Extracted records
╭──

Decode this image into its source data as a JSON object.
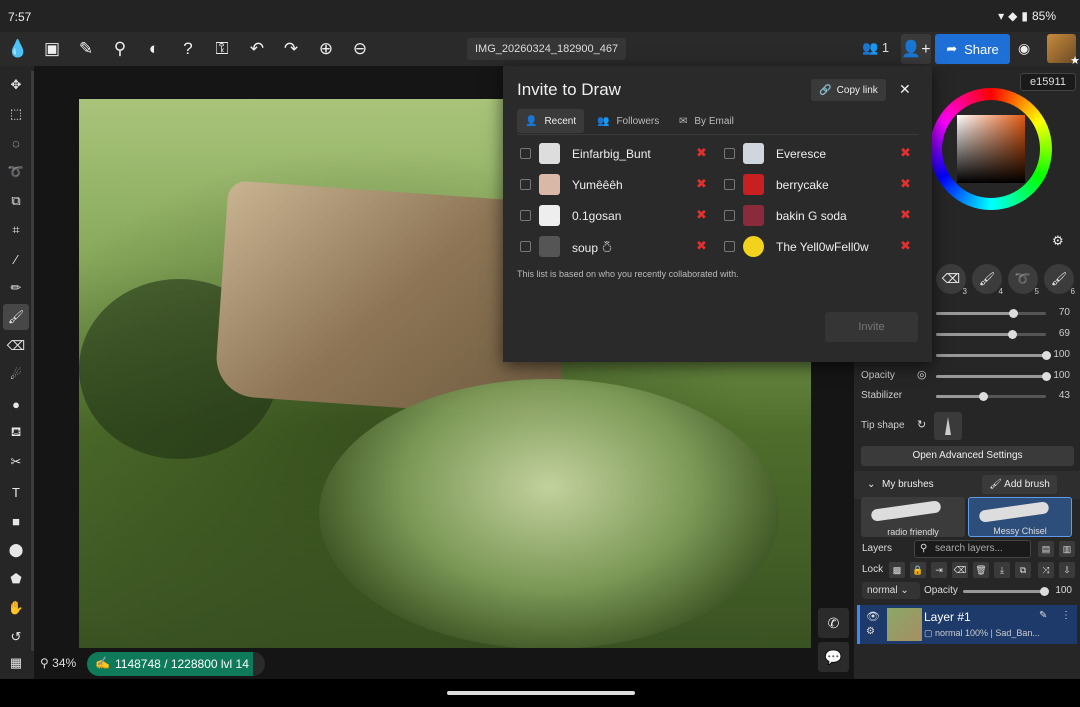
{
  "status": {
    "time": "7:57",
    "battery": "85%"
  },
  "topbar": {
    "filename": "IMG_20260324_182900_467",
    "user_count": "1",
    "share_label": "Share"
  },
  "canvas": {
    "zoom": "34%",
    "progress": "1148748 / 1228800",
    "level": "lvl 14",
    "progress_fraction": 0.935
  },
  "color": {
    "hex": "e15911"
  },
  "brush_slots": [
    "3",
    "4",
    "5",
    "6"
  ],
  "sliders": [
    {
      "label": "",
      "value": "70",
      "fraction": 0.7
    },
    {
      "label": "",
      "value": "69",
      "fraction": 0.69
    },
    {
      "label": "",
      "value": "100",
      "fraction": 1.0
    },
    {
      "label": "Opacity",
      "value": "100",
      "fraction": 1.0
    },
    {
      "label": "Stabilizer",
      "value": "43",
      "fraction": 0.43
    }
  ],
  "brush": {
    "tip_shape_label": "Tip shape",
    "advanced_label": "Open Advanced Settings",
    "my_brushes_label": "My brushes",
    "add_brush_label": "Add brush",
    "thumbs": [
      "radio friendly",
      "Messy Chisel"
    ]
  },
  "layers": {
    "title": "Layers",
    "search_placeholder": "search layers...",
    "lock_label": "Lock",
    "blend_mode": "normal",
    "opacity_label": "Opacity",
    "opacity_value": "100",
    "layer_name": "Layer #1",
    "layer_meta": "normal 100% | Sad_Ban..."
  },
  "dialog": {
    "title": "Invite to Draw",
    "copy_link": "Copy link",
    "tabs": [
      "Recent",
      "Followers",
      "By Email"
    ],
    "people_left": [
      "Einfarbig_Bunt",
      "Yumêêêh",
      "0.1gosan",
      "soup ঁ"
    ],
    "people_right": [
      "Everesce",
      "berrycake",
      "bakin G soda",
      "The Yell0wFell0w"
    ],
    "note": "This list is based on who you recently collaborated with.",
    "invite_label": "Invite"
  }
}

╰──

■ Given problem
Set the listing down in full and exactly. Pictures within it should not appear in the copy.

■ Solved problem
Decode this image into its source data as a JSON object.
{
  "status": {
    "time": "7:57",
    "battery": "85%"
  },
  "topbar": {
    "filename": "IMG_20260324_182900_467",
    "user_count": "1",
    "share_label": "Share"
  },
  "canvas": {
    "zoom": "34%",
    "progress": "1148748 / 1228800",
    "level": "lvl 14",
    "progress_fraction": 0.935
  },
  "color": {
    "hex": "e15911"
  },
  "brush_slots": [
    "3",
    "4",
    "5",
    "6"
  ],
  "sliders": [
    {
      "label": "",
      "value": "70",
      "fraction": 0.7
    },
    {
      "label": "",
      "value": "69",
      "fraction": 0.69
    },
    {
      "label": "",
      "value": "100",
      "fraction": 1.0
    },
    {
      "label": "Opacity",
      "value": "100",
      "fraction": 1.0
    },
    {
      "label": "Stabilizer",
      "value": "43",
      "fraction": 0.43
    }
  ],
  "brush": {
    "tip_shape_label": "Tip shape",
    "advanced_label": "Open Advanced Settings",
    "my_brushes_label": "My brushes",
    "add_brush_label": "Add brush",
    "thumbs": [
      "radio friendly",
      "Messy Chisel"
    ]
  },
  "layers": {
    "title": "Layers",
    "search_placeholder": "search layers...",
    "lock_label": "Lock",
    "blend_mode": "normal",
    "opacity_label": "Opacity",
    "opacity_value": "100",
    "layer_name": "Layer #1",
    "layer_meta": "normal 100% | Sad_Ban..."
  },
  "dialog": {
    "title": "Invite to Draw",
    "copy_link": "Copy link",
    "tabs": [
      "Recent",
      "Followers",
      "By Email"
    ],
    "people_left": [
      "Einfarbig_Bunt",
      "Yumêêêh",
      "0.1gosan",
      "soup ঁ"
    ],
    "people_right": [
      "Everesce",
      "berrycake",
      "bakin G soda",
      "The Yell0wFell0w"
    ],
    "note": "This list is based on who you recently collaborated with.",
    "invite_label": "Invite"
  }
}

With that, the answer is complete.